**THE PROBLEM:** Below is a set of records; restate each one word for word.

**DATASET EXTRACT:**
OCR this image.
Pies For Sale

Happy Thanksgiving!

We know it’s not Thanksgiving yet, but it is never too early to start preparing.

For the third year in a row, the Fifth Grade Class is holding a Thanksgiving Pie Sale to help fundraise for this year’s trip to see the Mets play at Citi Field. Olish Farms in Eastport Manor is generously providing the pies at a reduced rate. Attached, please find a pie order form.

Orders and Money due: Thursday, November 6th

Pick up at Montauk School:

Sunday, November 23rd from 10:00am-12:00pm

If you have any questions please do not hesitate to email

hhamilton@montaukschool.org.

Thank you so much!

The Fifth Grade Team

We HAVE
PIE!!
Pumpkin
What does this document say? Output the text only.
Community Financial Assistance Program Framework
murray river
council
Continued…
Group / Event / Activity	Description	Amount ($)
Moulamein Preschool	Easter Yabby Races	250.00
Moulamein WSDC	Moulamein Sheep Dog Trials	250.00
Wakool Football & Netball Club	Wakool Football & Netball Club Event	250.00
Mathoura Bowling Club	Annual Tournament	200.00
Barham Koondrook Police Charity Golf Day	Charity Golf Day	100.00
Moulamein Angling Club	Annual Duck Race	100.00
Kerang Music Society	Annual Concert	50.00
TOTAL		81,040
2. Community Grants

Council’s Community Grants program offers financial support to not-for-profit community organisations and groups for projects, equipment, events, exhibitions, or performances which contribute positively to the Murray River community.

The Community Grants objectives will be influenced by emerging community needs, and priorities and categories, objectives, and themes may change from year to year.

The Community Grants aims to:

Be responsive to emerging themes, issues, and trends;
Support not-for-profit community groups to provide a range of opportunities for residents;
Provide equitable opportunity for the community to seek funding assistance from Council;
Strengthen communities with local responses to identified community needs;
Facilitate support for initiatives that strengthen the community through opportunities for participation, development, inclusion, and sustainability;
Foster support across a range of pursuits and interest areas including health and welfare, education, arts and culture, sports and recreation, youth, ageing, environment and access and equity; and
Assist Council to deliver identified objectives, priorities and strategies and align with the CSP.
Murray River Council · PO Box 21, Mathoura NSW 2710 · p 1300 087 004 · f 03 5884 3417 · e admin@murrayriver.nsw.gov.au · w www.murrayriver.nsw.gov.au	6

**RESULT OF THE TASK:**
OCR this image.
Pies For Sale

Happy Thanksgiving!

We know it’s not Thanksgiving yet, but it is never too early to start preparing.

For the third year in a row, the Fifth Grade Class is holding a Thanksgiving Pie Sale to help fundraise for this year’s trip to see the Mets play at Citi Field. Olish Farms in Eastport Manor is generously providing the pies at a reduced rate. Attached, please find a pie order form.

Orders and Money due: Thursday, November 6th

Pick up at Montauk School:

Sunday, November 23rd from 10:00am-12:00pm

If you have any questions please do not hesitate to email

hhamilton@montaukschool.org.

Thank you so much!

The Fifth Grade Team

We HAVE
PIE!!
Pumpkin
What does this document say? Output the text only.
Community Financial Assistance Program Framework
murray river
council
Continued…
Group / Event / Activity	Description	Amount ($)
Moulamein Preschool	Easter Yabby Races	250.00
Moulamein WSDC	Moulamein Sheep Dog Trials	250.00
Wakool Football & Netball Club	Wakool Football & Netball Club Event	250.00
Mathoura Bowling Club	Annual Tournament	200.00
Barham Koondrook Police Charity Golf Day	Charity Golf Day	100.00
Moulamein Angling Club	Annual Duck Race	100.00
Kerang Music Society	Annual Concert	50.00
TOTAL		81,040
2. Community Grants

Council’s Community Grants program offers financial support to not-for-profit community organisations and groups for projects, equipment, events, exhibitions, or performances which contribute positively to the Murray River community.

The Community Grants objectives will be influenced by emerging community needs, and priorities and categories, objectives, and themes may change from year to year.

The Community Grants aims to:

Be responsive to emerging themes, issues, and trends;
Support not-for-profit community groups to provide a range of opportunities for residents;
Provide equitable opportunity for the community to seek funding assistance from Council;
Strengthen communities with local responses to identified community needs;
Facilitate support for initiatives that strengthen the community through opportunities for participation, development, inclusion, and sustainability;
Foster support across a range of pursuits and interest areas including health and welfare, education, arts and culture, sports and recreation, youth, ageing, environment and access and equity; and
Assist Council to deliver identified objectives, priorities and strategies and align with the CSP.
Murray River Council · PO Box 21, Mathoura NSW 2710 · p 1300 087 004 · f 03 5884 3417 · e admin@murrayriver.nsw.gov.au · w www.murrayriver.nsw.gov.au	6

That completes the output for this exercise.